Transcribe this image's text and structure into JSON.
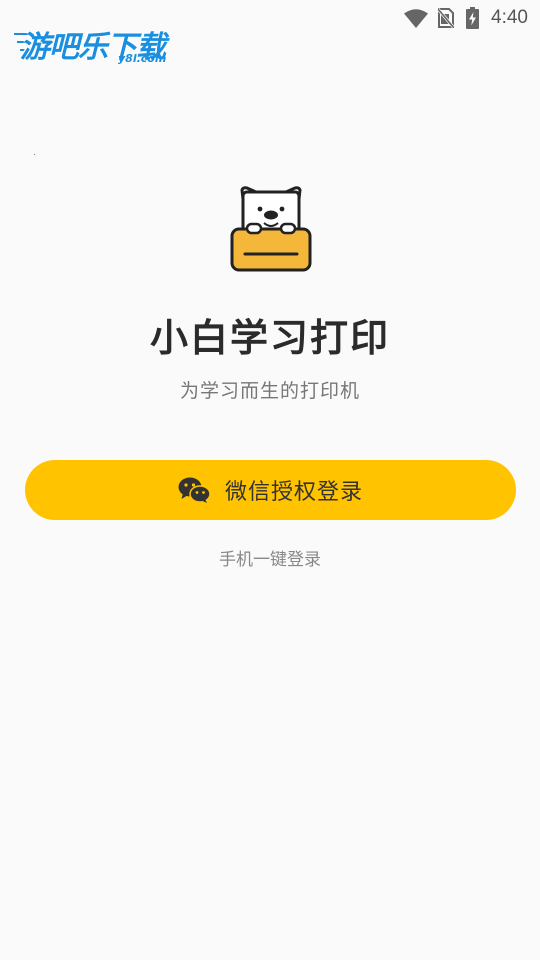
{
  "watermark": {
    "main": "游吧乐下载",
    "sub": "y8l.com"
  },
  "status_bar": {
    "time": "4:40",
    "icons": [
      "wifi-icon",
      "no-sim-icon",
      "battery-charging-icon"
    ]
  },
  "app": {
    "logo_icon": "dog-printer-logo-icon",
    "name": "小白学习打印",
    "slogan": "为学习而生的打印机"
  },
  "login": {
    "wechat_label": "微信授权登录",
    "wechat_icon": "wechat-icon",
    "phone_label": "手机一键登录"
  },
  "colors": {
    "accent": "#ffc300",
    "background": "#fafafa",
    "title": "#2b2b2b",
    "secondary_text": "#888888"
  }
}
************
* _THE TASK_
Repeat the material above word for word and skip every image in it.

* _EXERCISE SOLUTION_
Transcribe this image's text and structure into JSON.
{
  "watermark": {
    "main": "游吧乐下载",
    "sub": "y8l.com"
  },
  "status_bar": {
    "time": "4:40",
    "icons": [
      "wifi-icon",
      "no-sim-icon",
      "battery-charging-icon"
    ]
  },
  "app": {
    "logo_icon": "dog-printer-logo-icon",
    "name": "小白学习打印",
    "slogan": "为学习而生的打印机"
  },
  "login": {
    "wechat_label": "微信授权登录",
    "wechat_icon": "wechat-icon",
    "phone_label": "手机一键登录"
  },
  "colors": {
    "accent": "#ffc300",
    "background": "#fafafa",
    "title": "#2b2b2b",
    "secondary_text": "#888888"
  }
}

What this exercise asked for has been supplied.